ENTRIES SHOWN ::
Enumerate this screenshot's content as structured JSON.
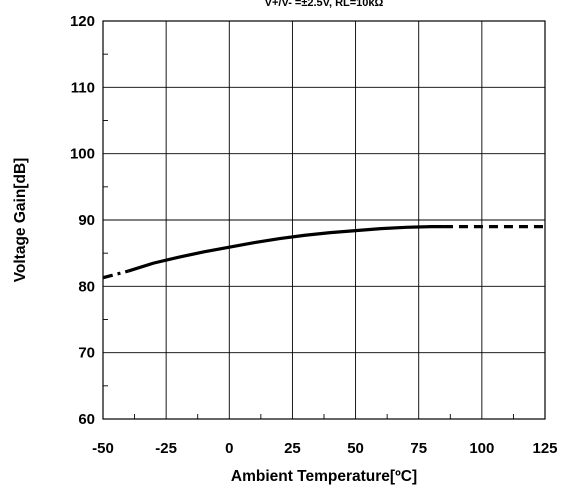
{
  "chart_data": {
    "type": "line",
    "title": "",
    "condition_note": "V+/V- =±2.5V, RL=10kΩ",
    "xlabel": "Ambient Temperature[ºC]",
    "ylabel": "Voltage Gain[dB]",
    "xlim": [
      -50,
      125
    ],
    "ylim": [
      60,
      120
    ],
    "x_ticks": [
      -50,
      -25,
      0,
      25,
      50,
      75,
      100,
      125
    ],
    "y_ticks": [
      60,
      70,
      80,
      90,
      100,
      110,
      120
    ],
    "x_tick_labels": [
      "-50",
      "-25",
      "0",
      "25",
      "50",
      "75",
      "100",
      "125"
    ],
    "y_tick_labels": [
      "60",
      "70",
      "80",
      "90",
      "100",
      "110",
      "120"
    ],
    "grid": true,
    "series": [
      {
        "x": [
          -50,
          -45,
          -40
        ],
        "y": [
          81.3,
          81.8,
          82.3
        ],
        "style": "dashdot",
        "color": "#000000"
      },
      {
        "x": [
          -40,
          -30,
          -20,
          -10,
          0,
          10,
          20,
          30,
          40,
          50,
          60,
          70,
          80,
          85
        ],
        "y": [
          82.3,
          83.5,
          84.4,
          85.2,
          85.9,
          86.6,
          87.2,
          87.7,
          88.1,
          88.4,
          88.7,
          88.9,
          89.0,
          89.0
        ],
        "style": "solid",
        "color": "#000000"
      },
      {
        "x": [
          85,
          95,
          105,
          115,
          125
        ],
        "y": [
          89.0,
          89.0,
          89.0,
          89.0,
          89.0
        ],
        "style": "dashed",
        "color": "#000000"
      }
    ]
  }
}
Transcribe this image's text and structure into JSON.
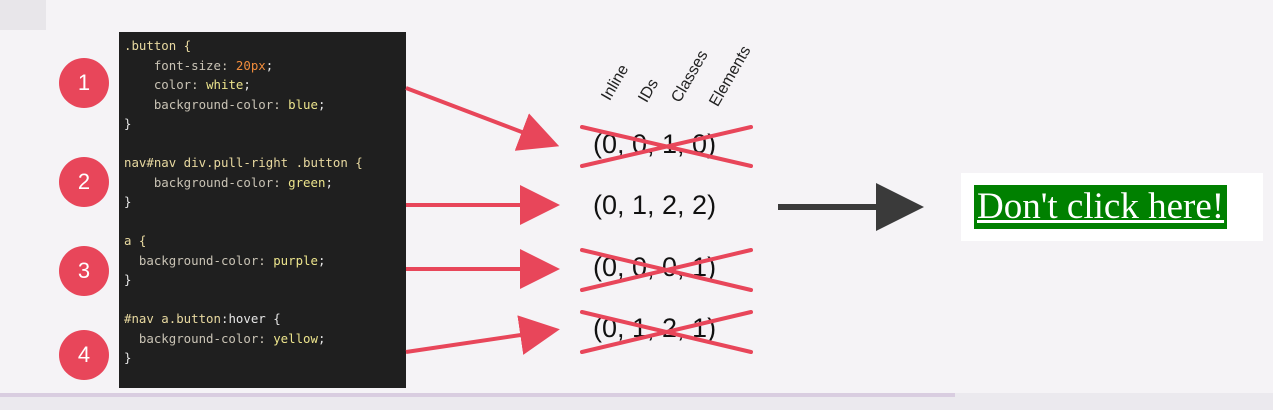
{
  "code_blocks": [
    {
      "number": "1",
      "lines": [
        [
          {
            "t": ".button {",
            "c": "sel"
          }
        ],
        [
          {
            "t": "    font-size: ",
            "c": "prop"
          },
          {
            "t": "20px",
            "c": "num"
          },
          {
            "t": ";",
            "c": "punc"
          }
        ],
        [
          {
            "t": "    color: ",
            "c": "prop"
          },
          {
            "t": "white",
            "c": "val"
          },
          {
            "t": ";",
            "c": "punc"
          }
        ],
        [
          {
            "t": "    background-color: ",
            "c": "prop"
          },
          {
            "t": "blue",
            "c": "val"
          },
          {
            "t": ";",
            "c": "punc"
          }
        ],
        [
          {
            "t": "}",
            "c": "punc"
          }
        ]
      ]
    },
    {
      "number": "2",
      "lines": [
        [
          {
            "t": "nav#nav div.pull-right .button {",
            "c": "sel"
          }
        ],
        [
          {
            "t": "    background-color: ",
            "c": "prop"
          },
          {
            "t": "green",
            "c": "val"
          },
          {
            "t": ";",
            "c": "punc"
          }
        ],
        [
          {
            "t": "}",
            "c": "punc"
          }
        ]
      ]
    },
    {
      "number": "3",
      "lines": [
        [
          {
            "t": "a {",
            "c": "sel"
          }
        ],
        [
          {
            "t": "  background-color: ",
            "c": "prop"
          },
          {
            "t": "purple",
            "c": "val"
          },
          {
            "t": ";",
            "c": "punc"
          }
        ],
        [
          {
            "t": "}",
            "c": "punc"
          }
        ]
      ]
    },
    {
      "number": "4",
      "lines": [
        [
          {
            "t": "#nav a.button",
            "c": "sel"
          },
          {
            "t": ":hover {",
            "c": "punc"
          }
        ],
        [
          {
            "t": "  background-color: ",
            "c": "prop"
          },
          {
            "t": "yellow",
            "c": "val"
          },
          {
            "t": ";",
            "c": "punc"
          }
        ],
        [
          {
            "t": "}",
            "c": "punc"
          }
        ]
      ]
    }
  ],
  "column_headers": [
    "Inline",
    "IDs",
    "Classes",
    "Elements"
  ],
  "specificities": [
    {
      "text": "(0, 0, 1, 0)",
      "crossed_out": true
    },
    {
      "text": "(0, 1, 2, 2)",
      "crossed_out": false
    },
    {
      "text": "(0, 0, 0, 1)",
      "crossed_out": true
    },
    {
      "text": "(0, 1, 2, 1)",
      "crossed_out": true
    }
  ],
  "result": {
    "label": "Don't click here!",
    "background": "#008000",
    "text_color": "#ffffff"
  },
  "colors": {
    "accent": "#e8465a",
    "arrow_dark": "#3a3a3a",
    "code_bg": "#1f1f1f"
  }
}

EXERCISE TASK ::
Scan the material and collect every line that contains "JSON".

WRITTEN ANSWER ::
Enumerate this screenshot's content as structured JSON.
Transcribe this image's text and structure into JSON.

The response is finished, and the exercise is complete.